PROBLEM TO SOLVE:
Beginning at the line containing "What text is on this page?", output every line to the end of the data below exactly as it appears.

— start of MATERIAL PROVIDED —

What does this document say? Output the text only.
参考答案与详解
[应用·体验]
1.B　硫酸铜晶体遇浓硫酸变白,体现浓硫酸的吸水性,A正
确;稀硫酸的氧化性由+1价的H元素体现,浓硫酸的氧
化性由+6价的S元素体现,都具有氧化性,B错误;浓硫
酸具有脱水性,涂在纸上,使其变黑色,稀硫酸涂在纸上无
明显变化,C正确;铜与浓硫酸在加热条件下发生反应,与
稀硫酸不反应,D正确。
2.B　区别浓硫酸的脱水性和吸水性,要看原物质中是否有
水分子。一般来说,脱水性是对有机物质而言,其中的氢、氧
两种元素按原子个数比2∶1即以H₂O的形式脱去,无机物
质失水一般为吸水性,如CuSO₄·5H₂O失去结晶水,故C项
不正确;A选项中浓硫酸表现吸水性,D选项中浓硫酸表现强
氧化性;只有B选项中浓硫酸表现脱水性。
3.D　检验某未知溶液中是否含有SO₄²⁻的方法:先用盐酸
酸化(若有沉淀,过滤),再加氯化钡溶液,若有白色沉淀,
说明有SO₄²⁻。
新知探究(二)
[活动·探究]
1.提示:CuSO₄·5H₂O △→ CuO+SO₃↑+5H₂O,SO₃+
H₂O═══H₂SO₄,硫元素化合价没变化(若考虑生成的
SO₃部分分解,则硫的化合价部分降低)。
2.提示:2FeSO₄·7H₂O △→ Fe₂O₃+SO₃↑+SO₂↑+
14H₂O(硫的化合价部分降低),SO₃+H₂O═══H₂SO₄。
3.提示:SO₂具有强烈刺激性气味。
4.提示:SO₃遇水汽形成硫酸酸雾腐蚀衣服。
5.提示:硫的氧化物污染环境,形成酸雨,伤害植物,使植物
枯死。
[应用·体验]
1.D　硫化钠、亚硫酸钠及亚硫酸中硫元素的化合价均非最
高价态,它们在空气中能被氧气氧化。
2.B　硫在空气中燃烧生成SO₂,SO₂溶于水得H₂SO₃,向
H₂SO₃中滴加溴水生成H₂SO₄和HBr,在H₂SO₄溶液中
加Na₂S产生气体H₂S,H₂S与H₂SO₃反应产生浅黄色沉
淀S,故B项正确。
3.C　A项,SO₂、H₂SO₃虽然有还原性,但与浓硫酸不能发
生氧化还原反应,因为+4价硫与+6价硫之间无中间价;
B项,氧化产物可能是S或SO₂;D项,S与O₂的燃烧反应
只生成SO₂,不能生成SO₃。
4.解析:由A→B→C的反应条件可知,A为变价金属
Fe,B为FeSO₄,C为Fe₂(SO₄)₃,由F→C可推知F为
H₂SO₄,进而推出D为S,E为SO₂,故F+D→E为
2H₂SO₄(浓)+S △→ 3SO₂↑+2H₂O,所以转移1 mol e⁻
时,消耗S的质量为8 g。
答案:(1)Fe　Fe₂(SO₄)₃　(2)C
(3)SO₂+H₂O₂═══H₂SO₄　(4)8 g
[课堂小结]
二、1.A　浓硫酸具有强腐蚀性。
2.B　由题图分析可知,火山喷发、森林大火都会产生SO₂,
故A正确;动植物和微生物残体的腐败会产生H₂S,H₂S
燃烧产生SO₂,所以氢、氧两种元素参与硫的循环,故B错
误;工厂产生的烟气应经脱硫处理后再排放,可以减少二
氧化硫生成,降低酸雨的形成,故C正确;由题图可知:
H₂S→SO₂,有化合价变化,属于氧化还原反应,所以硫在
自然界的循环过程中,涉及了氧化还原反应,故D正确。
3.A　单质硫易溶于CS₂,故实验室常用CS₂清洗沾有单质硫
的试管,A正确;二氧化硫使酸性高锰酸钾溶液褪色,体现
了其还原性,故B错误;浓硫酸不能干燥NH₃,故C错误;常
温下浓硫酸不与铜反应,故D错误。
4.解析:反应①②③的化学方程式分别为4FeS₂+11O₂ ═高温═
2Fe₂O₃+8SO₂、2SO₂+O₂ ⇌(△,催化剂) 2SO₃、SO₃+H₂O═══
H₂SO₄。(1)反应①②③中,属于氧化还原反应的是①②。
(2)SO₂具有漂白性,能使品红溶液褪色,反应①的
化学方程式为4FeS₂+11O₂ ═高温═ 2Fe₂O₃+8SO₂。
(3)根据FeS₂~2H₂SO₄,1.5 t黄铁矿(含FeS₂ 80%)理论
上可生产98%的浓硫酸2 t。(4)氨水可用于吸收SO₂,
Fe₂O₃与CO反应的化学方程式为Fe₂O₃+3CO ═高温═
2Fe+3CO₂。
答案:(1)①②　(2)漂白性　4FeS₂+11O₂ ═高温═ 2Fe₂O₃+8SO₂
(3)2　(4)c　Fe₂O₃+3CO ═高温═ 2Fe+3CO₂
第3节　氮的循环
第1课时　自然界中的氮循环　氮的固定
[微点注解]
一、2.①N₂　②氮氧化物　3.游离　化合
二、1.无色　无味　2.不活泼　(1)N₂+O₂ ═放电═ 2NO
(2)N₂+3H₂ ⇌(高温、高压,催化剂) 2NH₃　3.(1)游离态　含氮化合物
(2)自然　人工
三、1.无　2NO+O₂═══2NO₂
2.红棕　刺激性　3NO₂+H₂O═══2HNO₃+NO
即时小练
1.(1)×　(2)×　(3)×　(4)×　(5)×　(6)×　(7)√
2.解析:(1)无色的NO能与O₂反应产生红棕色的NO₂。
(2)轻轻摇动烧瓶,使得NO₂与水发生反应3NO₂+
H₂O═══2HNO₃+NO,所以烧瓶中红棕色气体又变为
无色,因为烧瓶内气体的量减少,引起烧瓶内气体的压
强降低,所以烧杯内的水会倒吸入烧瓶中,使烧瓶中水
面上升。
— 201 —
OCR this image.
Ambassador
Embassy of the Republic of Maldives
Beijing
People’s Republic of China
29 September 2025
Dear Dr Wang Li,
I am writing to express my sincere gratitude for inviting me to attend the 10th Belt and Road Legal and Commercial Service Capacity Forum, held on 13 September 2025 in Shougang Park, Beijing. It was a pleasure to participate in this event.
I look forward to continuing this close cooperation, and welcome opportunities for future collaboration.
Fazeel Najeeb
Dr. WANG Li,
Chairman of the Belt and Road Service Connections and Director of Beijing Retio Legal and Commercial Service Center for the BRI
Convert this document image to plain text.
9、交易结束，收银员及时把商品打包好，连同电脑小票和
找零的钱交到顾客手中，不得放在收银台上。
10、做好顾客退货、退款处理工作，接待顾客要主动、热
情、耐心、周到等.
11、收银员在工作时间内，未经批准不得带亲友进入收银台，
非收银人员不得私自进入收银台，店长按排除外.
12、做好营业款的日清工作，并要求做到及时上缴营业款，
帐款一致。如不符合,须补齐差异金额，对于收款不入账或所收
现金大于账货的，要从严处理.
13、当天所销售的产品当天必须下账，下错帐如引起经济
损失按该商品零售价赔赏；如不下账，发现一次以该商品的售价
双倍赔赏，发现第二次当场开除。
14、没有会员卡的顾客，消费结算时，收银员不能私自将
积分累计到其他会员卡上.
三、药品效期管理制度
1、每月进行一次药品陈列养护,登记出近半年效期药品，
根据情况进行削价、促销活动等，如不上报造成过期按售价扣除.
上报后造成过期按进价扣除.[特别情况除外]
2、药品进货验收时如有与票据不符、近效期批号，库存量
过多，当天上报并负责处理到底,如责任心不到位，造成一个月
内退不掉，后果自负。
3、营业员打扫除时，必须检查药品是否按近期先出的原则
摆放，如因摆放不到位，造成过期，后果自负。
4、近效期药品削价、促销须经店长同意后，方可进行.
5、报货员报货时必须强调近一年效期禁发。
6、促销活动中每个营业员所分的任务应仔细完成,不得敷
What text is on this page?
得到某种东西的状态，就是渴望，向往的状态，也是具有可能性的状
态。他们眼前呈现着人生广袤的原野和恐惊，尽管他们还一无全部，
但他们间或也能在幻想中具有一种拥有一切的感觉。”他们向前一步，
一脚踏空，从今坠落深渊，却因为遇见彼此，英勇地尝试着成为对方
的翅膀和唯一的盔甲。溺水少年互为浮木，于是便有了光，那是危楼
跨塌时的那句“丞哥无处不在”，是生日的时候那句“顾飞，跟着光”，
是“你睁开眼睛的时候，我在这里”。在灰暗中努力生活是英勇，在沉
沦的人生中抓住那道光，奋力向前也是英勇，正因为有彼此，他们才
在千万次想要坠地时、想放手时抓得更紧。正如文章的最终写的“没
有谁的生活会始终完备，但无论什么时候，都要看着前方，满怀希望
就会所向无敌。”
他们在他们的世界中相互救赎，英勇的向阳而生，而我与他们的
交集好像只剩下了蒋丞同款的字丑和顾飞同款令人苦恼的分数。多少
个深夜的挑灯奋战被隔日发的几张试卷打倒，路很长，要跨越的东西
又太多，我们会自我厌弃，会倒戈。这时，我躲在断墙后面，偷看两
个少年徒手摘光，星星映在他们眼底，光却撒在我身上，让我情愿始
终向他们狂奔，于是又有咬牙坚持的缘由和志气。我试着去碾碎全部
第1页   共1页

— end of MATERIAL PROVIDED —

RESULT OF THE TASK:
What text is on this page?
得到某种东西的状态，就是渴望，向往的状态，也是具有可能性的状
态。他们眼前呈现着人生广袤的原野和恐惊，尽管他们还一无全部，
但他们间或也能在幻想中具有一种拥有一切的感觉。”他们向前一步，
一脚踏空，从今坠落深渊，却因为遇见彼此，英勇地尝试着成为对方
的翅膀和唯一的盔甲。溺水少年互为浮木，于是便有了光，那是危楼
跨塌时的那句“丞哥无处不在”，是生日的时候那句“顾飞，跟着光”，
是“你睁开眼睛的时候，我在这里”。在灰暗中努力生活是英勇，在沉
沦的人生中抓住那道光，奋力向前也是英勇，正因为有彼此，他们才
在千万次想要坠地时、想放手时抓得更紧。正如文章的最终写的“没
有谁的生活会始终完备，但无论什么时候，都要看着前方，满怀希望
就会所向无敌。”
他们在他们的世界中相互救赎，英勇的向阳而生，而我与他们的
交集好像只剩下了蒋丞同款的字丑和顾飞同款令人苦恼的分数。多少
个深夜的挑灯奋战被隔日发的几张试卷打倒，路很长，要跨越的东西
又太多，我们会自我厌弃，会倒戈。这时，我躲在断墙后面，偷看两
个少年徒手摘光，星星映在他们眼底，光却撒在我身上，让我情愿始
终向他们狂奔，于是又有咬牙坚持的缘由和志气。我试着去碾碎全部
第1页   共1页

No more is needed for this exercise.